(Figure collection entries)
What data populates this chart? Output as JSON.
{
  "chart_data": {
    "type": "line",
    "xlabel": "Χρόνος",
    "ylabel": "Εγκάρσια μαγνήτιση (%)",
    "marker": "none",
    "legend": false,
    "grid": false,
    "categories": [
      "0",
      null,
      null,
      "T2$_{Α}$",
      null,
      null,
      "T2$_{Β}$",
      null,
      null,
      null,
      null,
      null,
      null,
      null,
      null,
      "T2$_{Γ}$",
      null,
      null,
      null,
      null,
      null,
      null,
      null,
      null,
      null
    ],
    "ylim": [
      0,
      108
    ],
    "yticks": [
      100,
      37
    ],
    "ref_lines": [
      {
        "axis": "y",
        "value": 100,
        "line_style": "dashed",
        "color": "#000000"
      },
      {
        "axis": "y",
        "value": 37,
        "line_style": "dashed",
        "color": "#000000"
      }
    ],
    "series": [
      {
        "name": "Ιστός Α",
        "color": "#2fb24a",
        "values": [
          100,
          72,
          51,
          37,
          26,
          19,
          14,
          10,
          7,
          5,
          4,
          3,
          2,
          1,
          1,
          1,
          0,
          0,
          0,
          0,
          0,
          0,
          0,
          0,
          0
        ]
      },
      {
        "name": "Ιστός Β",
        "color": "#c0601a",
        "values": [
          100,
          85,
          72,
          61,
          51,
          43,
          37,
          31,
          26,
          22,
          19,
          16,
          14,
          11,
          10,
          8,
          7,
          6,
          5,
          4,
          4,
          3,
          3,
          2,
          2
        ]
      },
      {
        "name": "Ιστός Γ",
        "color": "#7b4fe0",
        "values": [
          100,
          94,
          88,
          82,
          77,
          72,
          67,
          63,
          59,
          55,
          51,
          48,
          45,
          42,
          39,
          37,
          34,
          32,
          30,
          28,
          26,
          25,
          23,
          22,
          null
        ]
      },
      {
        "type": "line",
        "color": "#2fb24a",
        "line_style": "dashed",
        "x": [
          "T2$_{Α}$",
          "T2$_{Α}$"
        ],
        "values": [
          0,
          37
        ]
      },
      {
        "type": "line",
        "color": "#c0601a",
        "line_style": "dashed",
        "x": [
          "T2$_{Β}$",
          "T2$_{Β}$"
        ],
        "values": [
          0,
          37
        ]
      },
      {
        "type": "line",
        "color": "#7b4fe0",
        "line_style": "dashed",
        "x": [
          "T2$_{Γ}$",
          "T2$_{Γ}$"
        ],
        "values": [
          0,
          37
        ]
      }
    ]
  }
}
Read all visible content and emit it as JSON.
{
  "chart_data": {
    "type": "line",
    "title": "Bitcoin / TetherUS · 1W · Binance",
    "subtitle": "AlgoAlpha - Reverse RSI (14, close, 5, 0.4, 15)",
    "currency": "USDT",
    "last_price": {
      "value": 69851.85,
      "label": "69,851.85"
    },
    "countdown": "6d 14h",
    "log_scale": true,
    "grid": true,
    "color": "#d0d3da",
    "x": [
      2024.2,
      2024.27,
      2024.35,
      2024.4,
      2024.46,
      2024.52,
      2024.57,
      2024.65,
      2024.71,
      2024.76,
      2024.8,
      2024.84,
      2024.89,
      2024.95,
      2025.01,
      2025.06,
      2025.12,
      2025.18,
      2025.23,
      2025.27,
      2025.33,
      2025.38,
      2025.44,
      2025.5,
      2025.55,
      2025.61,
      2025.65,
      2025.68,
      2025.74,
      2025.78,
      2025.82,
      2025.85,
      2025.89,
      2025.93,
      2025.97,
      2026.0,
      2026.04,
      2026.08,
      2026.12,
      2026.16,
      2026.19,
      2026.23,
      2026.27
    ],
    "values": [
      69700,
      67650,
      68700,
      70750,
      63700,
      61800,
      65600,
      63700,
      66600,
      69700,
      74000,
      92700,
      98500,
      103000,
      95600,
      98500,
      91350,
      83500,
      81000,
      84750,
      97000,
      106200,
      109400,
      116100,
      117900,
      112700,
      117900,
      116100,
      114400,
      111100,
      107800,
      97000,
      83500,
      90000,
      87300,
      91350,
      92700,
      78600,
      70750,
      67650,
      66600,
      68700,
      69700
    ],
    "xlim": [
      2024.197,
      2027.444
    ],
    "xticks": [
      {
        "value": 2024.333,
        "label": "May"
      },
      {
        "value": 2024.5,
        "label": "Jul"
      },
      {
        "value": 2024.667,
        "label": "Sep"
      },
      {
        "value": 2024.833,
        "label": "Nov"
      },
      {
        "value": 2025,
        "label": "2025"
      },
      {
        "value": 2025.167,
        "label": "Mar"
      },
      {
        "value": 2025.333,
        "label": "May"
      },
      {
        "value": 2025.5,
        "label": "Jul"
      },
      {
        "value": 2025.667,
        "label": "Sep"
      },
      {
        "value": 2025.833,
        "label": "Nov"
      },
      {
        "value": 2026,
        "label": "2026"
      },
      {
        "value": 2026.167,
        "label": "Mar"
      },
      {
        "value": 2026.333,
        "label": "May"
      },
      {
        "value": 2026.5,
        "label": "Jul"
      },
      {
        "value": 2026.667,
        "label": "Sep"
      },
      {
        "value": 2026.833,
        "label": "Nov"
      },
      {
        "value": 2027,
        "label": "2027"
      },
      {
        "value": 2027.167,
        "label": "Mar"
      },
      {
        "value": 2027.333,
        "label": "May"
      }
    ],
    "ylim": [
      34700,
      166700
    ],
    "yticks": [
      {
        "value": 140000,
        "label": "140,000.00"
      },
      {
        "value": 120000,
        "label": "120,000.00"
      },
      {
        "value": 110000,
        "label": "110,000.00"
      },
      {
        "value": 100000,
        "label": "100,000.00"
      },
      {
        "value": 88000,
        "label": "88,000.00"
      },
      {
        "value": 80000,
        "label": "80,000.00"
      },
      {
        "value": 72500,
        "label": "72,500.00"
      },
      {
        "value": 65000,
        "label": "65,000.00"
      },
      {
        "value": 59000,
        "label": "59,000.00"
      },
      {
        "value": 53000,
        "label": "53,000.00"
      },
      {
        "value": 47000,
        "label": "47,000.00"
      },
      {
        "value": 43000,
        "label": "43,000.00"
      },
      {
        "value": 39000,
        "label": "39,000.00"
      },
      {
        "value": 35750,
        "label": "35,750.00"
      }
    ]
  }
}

▶ Task statement:
Set down the listing in full, keeping every word exactly as it is.

▶ Full solution:
What data populates this chart? Output as JSON.
{
  "chart_data": {
    "type": "line",
    "xlabel": "Χρόνος",
    "ylabel": "Εγκάρσια μαγνήτιση (%)",
    "marker": "none",
    "legend": false,
    "grid": false,
    "categories": [
      "0",
      null,
      null,
      "T2$_{Α}$",
      null,
      null,
      "T2$_{Β}$",
      null,
      null,
      null,
      null,
      null,
      null,
      null,
      null,
      "T2$_{Γ}$",
      null,
      null,
      null,
      null,
      null,
      null,
      null,
      null,
      null
    ],
    "ylim": [
      0,
      108
    ],
    "yticks": [
      100,
      37
    ],
    "ref_lines": [
      {
        "axis": "y",
        "value": 100,
        "line_style": "dashed",
        "color": "#000000"
      },
      {
        "axis": "y",
        "value": 37,
        "line_style": "dashed",
        "color": "#000000"
      }
    ],
    "series": [
      {
        "name": "Ιστός Α",
        "color": "#2fb24a",
        "values": [
          100,
          72,
          51,
          37,
          26,
          19,
          14,
          10,
          7,
          5,
          4,
          3,
          2,
          1,
          1,
          1,
          0,
          0,
          0,
          0,
          0,
          0,
          0,
          0,
          0
        ]
      },
      {
        "name": "Ιστός Β",
        "color": "#c0601a",
        "values": [
          100,
          85,
          72,
          61,
          51,
          43,
          37,
          31,
          26,
          22,
          19,
          16,
          14,
          11,
          10,
          8,
          7,
          6,
          5,
          4,
          4,
          3,
          3,
          2,
          2
        ]
      },
      {
        "name": "Ιστός Γ",
        "color": "#7b4fe0",
        "values": [
          100,
          94,
          88,
          82,
          77,
          72,
          67,
          63,
          59,
          55,
          51,
          48,
          45,
          42,
          39,
          37,
          34,
          32,
          30,
          28,
          26,
          25,
          23,
          22,
          null
        ]
      },
      {
        "type": "line",
        "color": "#2fb24a",
        "line_style": "dashed",
        "x": [
          "T2$_{Α}$",
          "T2$_{Α}$"
        ],
        "values": [
          0,
          37
        ]
      },
      {
        "type": "line",
        "color": "#c0601a",
        "line_style": "dashed",
        "x": [
          "T2$_{Β}$",
          "T2$_{Β}$"
        ],
        "values": [
          0,
          37
        ]
      },
      {
        "type": "line",
        "color": "#7b4fe0",
        "line_style": "dashed",
        "x": [
          "T2$_{Γ}$",
          "T2$_{Γ}$"
        ],
        "values": [
          0,
          37
        ]
      }
    ]
  }
}
Read all visible content and emit it as JSON.
{
  "chart_data": {
    "type": "line",
    "title": "Bitcoin / TetherUS · 1W · Binance",
    "subtitle": "AlgoAlpha - Reverse RSI (14, close, 5, 0.4, 15)",
    "currency": "USDT",
    "last_price": {
      "value": 69851.85,
      "label": "69,851.85"
    },
    "countdown": "6d 14h",
    "log_scale": true,
    "grid": true,
    "color": "#d0d3da",
    "x": [
      2024.2,
      2024.27,
      2024.35,
      2024.4,
      2024.46,
      2024.52,
      2024.57,
      2024.65,
      2024.71,
      2024.76,
      2024.8,
      2024.84,
      2024.89,
      2024.95,
      2025.01,
      2025.06,
      2025.12,
      2025.18,
      2025.23,
      2025.27,
      2025.33,
      2025.38,
      2025.44,
      2025.5,
      2025.55,
      2025.61,
      2025.65,
      2025.68,
      2025.74,
      2025.78,
      2025.82,
      2025.85,
      2025.89,
      2025.93,
      2025.97,
      2026.0,
      2026.04,
      2026.08,
      2026.12,
      2026.16,
      2026.19,
      2026.23,
      2026.27
    ],
    "values": [
      69700,
      67650,
      68700,
      70750,
      63700,
      61800,
      65600,
      63700,
      66600,
      69700,
      74000,
      92700,
      98500,
      103000,
      95600,
      98500,
      91350,
      83500,
      81000,
      84750,
      97000,
      106200,
      109400,
      116100,
      117900,
      112700,
      117900,
      116100,
      114400,
      111100,
      107800,
      97000,
      83500,
      90000,
      87300,
      91350,
      92700,
      78600,
      70750,
      67650,
      66600,
      68700,
      69700
    ],
    "xlim": [
      2024.197,
      2027.444
    ],
    "xticks": [
      {
        "value": 2024.333,
        "label": "May"
      },
      {
        "value": 2024.5,
        "label": "Jul"
      },
      {
        "value": 2024.667,
        "label": "Sep"
      },
      {
        "value": 2024.833,
        "label": "Nov"
      },
      {
        "value": 2025,
        "label": "2025"
      },
      {
        "value": 2025.167,
        "label": "Mar"
      },
      {
        "value": 2025.333,
        "label": "May"
      },
      {
        "value": 2025.5,
        "label": "Jul"
      },
      {
        "value": 2025.667,
        "label": "Sep"
      },
      {
        "value": 2025.833,
        "label": "Nov"
      },
      {
        "value": 2026,
        "label": "2026"
      },
      {
        "value": 2026.167,
        "label": "Mar"
      },
      {
        "value": 2026.333,
        "label": "May"
      },
      {
        "value": 2026.5,
        "label": "Jul"
      },
      {
        "value": 2026.667,
        "label": "Sep"
      },
      {
        "value": 2026.833,
        "label": "Nov"
      },
      {
        "value": 2027,
        "label": "2027"
      },
      {
        "value": 2027.167,
        "label": "Mar"
      },
      {
        "value": 2027.333,
        "label": "May"
      }
    ],
    "ylim": [
      34700,
      166700
    ],
    "yticks": [
      {
        "value": 140000,
        "label": "140,000.00"
      },
      {
        "value": 120000,
        "label": "120,000.00"
      },
      {
        "value": 110000,
        "label": "110,000.00"
      },
      {
        "value": 100000,
        "label": "100,000.00"
      },
      {
        "value": 88000,
        "label": "88,000.00"
      },
      {
        "value": 80000,
        "label": "80,000.00"
      },
      {
        "value": 72500,
        "label": "72,500.00"
      },
      {
        "value": 65000,
        "label": "65,000.00"
      },
      {
        "value": 59000,
        "label": "59,000.00"
      },
      {
        "value": 53000,
        "label": "53,000.00"
      },
      {
        "value": 47000,
        "label": "47,000.00"
      },
      {
        "value": 43000,
        "label": "43,000.00"
      },
      {
        "value": 39000,
        "label": "39,000.00"
      },
      {
        "value": 35750,
        "label": "35,750.00"
      }
    ]
  }
}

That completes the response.